* begin *

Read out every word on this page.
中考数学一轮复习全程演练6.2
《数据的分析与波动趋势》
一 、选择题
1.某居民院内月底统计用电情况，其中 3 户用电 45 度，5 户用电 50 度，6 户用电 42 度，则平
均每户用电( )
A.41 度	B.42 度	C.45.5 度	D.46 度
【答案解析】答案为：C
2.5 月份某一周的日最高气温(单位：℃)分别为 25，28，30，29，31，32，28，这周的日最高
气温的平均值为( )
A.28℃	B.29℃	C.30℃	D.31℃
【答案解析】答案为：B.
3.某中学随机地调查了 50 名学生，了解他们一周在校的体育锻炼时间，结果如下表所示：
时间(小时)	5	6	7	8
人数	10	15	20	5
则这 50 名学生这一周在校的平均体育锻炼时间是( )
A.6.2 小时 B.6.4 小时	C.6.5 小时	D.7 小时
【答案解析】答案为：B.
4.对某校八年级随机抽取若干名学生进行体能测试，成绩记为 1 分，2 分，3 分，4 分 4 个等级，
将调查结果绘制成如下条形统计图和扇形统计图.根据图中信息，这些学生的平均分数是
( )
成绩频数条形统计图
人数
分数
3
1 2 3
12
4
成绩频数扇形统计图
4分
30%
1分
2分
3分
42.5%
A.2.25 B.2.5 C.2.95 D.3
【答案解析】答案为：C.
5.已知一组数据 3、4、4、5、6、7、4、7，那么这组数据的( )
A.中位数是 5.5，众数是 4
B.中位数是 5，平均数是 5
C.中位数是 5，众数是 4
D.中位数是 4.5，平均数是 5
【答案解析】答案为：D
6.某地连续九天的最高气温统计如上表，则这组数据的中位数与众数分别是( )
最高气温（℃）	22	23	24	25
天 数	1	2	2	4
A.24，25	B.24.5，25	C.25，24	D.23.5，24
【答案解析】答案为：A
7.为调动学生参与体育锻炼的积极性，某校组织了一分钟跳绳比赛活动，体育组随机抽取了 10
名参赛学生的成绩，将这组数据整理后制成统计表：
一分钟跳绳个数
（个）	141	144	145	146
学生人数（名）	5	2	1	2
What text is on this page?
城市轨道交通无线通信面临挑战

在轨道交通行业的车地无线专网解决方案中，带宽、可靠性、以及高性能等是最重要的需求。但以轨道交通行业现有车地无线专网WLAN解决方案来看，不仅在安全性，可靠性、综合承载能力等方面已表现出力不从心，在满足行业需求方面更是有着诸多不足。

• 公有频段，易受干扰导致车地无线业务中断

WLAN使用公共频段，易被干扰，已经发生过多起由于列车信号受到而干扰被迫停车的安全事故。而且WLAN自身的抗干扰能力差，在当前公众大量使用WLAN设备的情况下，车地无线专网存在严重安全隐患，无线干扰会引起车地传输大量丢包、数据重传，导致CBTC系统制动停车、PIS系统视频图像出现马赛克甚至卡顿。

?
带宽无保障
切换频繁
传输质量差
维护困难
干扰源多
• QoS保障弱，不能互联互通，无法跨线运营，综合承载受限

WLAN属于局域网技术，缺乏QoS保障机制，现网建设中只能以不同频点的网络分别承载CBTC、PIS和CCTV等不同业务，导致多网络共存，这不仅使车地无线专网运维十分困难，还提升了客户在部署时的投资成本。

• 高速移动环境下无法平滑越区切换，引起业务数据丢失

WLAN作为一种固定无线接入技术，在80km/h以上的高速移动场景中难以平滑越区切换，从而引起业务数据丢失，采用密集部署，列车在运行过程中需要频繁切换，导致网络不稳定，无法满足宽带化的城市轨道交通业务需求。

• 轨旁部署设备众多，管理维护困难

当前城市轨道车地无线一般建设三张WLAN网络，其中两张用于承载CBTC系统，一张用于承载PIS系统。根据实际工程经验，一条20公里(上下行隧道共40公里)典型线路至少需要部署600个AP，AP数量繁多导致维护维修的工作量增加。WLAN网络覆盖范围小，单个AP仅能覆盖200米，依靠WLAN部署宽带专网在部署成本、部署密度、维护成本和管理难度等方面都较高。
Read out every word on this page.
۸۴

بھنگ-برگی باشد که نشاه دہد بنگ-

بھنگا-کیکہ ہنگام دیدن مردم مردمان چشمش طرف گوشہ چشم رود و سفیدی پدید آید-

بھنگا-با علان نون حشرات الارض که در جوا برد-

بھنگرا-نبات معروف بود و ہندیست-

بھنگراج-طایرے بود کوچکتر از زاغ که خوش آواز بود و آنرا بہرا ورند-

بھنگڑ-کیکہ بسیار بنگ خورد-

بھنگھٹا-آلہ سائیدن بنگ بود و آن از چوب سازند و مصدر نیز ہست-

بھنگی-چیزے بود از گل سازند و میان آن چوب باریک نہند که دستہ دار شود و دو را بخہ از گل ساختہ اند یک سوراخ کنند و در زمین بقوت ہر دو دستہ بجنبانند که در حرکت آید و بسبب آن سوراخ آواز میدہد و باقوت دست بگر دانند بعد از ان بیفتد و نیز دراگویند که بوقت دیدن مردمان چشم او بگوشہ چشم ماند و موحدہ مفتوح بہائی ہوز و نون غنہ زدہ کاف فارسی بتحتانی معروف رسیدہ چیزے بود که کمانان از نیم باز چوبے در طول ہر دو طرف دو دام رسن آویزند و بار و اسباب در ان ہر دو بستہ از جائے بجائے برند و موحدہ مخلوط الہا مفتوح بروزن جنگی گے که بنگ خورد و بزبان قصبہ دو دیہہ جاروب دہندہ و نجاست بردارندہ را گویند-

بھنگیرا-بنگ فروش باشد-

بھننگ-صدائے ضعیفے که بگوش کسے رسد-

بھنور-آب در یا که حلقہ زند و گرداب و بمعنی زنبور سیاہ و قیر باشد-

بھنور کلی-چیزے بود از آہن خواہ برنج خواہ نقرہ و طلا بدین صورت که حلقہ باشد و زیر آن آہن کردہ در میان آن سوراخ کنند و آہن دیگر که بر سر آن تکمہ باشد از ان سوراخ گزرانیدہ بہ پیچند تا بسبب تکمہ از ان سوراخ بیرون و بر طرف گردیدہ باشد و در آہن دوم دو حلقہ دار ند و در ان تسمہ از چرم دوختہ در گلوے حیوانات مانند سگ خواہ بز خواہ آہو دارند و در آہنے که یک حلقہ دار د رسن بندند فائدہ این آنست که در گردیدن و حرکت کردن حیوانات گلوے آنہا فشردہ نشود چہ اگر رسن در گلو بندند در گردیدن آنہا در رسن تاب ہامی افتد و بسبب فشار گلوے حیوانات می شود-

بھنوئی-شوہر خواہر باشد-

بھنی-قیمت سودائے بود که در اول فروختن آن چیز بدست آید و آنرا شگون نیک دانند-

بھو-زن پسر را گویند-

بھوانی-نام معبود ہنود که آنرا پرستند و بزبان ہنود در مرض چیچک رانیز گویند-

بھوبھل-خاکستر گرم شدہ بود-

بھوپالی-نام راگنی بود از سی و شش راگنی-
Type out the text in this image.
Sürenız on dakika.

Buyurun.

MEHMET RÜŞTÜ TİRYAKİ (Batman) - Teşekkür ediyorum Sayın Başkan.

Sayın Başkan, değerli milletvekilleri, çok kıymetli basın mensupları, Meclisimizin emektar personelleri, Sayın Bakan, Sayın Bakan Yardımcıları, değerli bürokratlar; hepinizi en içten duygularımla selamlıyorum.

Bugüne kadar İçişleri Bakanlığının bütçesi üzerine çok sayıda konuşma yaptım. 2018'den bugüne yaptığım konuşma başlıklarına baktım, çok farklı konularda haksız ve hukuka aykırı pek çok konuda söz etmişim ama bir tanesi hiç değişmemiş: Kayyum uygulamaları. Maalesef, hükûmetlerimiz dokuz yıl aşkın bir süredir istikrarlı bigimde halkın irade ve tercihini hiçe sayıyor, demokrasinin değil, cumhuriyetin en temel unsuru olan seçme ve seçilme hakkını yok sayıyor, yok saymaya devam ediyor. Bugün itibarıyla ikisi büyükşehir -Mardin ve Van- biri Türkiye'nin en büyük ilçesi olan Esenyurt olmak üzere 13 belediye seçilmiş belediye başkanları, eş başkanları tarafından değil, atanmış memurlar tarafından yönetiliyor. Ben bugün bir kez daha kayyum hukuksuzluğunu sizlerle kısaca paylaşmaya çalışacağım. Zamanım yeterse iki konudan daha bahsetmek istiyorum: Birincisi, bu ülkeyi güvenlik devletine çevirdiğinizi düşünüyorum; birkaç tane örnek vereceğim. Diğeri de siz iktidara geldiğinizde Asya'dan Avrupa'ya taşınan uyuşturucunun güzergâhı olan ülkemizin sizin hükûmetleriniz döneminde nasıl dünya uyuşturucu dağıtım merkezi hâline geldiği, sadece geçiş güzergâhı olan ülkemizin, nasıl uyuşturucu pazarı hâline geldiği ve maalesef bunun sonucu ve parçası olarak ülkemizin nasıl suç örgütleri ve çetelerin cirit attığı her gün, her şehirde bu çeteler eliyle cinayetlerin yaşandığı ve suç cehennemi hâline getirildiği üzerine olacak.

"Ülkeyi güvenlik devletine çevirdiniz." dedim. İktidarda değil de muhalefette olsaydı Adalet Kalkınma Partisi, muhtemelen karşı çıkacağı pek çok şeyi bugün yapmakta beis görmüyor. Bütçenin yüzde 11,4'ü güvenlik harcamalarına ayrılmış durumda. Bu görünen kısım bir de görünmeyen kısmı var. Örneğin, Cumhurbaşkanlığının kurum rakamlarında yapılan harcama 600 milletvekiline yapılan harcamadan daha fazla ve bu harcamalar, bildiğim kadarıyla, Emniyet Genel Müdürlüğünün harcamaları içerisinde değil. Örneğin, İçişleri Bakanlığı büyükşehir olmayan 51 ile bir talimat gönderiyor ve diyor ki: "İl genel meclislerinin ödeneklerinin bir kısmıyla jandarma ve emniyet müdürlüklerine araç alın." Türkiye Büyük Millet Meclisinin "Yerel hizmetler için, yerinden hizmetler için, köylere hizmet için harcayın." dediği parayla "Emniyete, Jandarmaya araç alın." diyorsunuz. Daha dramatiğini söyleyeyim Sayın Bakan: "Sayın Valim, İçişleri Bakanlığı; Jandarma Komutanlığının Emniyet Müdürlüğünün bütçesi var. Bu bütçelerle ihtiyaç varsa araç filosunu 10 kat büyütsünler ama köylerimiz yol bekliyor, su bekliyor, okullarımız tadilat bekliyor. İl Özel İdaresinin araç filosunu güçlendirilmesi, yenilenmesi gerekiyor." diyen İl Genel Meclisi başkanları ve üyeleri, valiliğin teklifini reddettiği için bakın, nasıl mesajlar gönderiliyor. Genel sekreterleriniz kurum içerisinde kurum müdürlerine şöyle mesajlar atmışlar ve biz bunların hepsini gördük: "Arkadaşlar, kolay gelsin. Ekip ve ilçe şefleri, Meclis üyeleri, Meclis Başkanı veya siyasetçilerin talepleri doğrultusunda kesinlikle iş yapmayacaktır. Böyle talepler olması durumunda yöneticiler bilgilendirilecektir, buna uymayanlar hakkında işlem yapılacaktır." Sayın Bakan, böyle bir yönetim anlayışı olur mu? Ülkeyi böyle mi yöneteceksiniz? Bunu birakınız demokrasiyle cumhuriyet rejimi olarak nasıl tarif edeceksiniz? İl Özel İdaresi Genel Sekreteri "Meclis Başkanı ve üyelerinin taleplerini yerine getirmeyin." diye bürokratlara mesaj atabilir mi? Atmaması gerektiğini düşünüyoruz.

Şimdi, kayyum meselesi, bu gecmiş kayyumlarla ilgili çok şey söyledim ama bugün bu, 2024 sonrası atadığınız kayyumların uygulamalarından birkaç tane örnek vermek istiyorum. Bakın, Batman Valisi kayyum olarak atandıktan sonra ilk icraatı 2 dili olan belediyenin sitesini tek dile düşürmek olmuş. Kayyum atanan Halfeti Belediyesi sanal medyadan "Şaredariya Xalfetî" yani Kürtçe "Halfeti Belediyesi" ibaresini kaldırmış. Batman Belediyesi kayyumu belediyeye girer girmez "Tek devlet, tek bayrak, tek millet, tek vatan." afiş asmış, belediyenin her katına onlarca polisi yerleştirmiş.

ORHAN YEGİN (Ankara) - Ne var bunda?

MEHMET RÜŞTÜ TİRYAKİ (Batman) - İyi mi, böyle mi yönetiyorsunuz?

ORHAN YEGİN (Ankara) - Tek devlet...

* end *

• AIM
State how many lines of the material contain the string "RÜŞTÜ", with no other words.

• ANSWER TO THE TASK
2